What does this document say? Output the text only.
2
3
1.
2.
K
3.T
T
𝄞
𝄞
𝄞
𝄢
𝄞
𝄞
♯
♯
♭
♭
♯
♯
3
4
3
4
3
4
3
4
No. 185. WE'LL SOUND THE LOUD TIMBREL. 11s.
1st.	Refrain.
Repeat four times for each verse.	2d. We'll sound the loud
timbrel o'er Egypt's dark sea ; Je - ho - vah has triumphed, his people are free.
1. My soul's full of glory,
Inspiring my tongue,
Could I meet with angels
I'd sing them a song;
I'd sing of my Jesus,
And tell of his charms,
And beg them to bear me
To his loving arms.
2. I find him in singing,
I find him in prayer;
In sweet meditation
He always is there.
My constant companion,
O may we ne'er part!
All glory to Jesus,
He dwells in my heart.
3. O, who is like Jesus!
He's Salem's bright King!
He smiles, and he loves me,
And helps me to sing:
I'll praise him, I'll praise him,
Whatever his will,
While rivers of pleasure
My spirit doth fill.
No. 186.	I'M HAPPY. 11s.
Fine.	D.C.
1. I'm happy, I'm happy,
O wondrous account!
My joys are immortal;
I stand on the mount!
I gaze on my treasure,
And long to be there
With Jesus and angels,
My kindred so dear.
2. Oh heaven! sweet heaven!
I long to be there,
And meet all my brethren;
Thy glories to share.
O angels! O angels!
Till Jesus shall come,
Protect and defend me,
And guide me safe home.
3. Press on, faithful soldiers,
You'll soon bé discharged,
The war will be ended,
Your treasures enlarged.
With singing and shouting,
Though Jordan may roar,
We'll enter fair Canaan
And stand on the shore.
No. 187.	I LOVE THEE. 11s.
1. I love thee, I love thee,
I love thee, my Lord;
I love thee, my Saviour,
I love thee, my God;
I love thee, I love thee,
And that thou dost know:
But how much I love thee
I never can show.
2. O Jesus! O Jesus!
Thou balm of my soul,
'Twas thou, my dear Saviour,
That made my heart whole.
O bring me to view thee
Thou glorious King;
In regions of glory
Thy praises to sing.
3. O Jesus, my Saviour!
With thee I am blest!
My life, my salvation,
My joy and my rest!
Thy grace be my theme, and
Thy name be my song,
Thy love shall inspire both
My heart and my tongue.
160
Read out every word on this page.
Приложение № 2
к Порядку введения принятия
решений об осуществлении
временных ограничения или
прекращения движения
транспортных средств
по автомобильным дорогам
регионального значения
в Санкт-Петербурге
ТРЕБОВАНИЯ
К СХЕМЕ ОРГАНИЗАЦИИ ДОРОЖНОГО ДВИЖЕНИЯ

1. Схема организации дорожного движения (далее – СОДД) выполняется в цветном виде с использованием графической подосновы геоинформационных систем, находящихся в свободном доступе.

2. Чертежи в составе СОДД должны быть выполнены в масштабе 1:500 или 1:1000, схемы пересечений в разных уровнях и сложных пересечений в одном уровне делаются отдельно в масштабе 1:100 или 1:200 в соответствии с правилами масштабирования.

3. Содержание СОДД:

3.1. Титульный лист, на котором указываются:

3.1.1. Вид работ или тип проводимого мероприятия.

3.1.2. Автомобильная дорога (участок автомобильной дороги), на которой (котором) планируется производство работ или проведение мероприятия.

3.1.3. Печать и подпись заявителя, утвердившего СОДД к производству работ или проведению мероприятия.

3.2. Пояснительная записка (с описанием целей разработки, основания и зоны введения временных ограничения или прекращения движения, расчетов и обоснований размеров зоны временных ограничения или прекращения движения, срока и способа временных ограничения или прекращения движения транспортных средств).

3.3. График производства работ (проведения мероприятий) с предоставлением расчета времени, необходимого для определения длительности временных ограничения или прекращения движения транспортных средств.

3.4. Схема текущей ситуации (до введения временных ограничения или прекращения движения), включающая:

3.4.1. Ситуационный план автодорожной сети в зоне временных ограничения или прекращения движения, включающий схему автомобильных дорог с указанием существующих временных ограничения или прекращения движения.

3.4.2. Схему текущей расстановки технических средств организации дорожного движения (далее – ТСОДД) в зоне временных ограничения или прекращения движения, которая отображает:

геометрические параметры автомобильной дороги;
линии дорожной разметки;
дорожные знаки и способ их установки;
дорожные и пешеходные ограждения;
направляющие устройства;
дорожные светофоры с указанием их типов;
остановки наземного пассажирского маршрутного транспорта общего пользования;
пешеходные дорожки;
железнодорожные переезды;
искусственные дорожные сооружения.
━━━━
**WORK INSTRUCTIONS:** Which lines hold the word "транспортных"? Show each one.

**OUTPUT OF THE TASK:**
транспортных средств
3.2. Пояснительная записка (с описанием целей разработки, основания и зоны введения временных ограничения или прекращения движения, расчетов и обоснований размеров зоны временных ограничения или прекращения движения, срока и способа временных ограничения или прекращения движения транспортных средств).
3.3. График производства работ (проведения мероприятий) с предоставлением расчета времени, необходимого для определения длительности временных ограничения или прекращения движения транспортных средств.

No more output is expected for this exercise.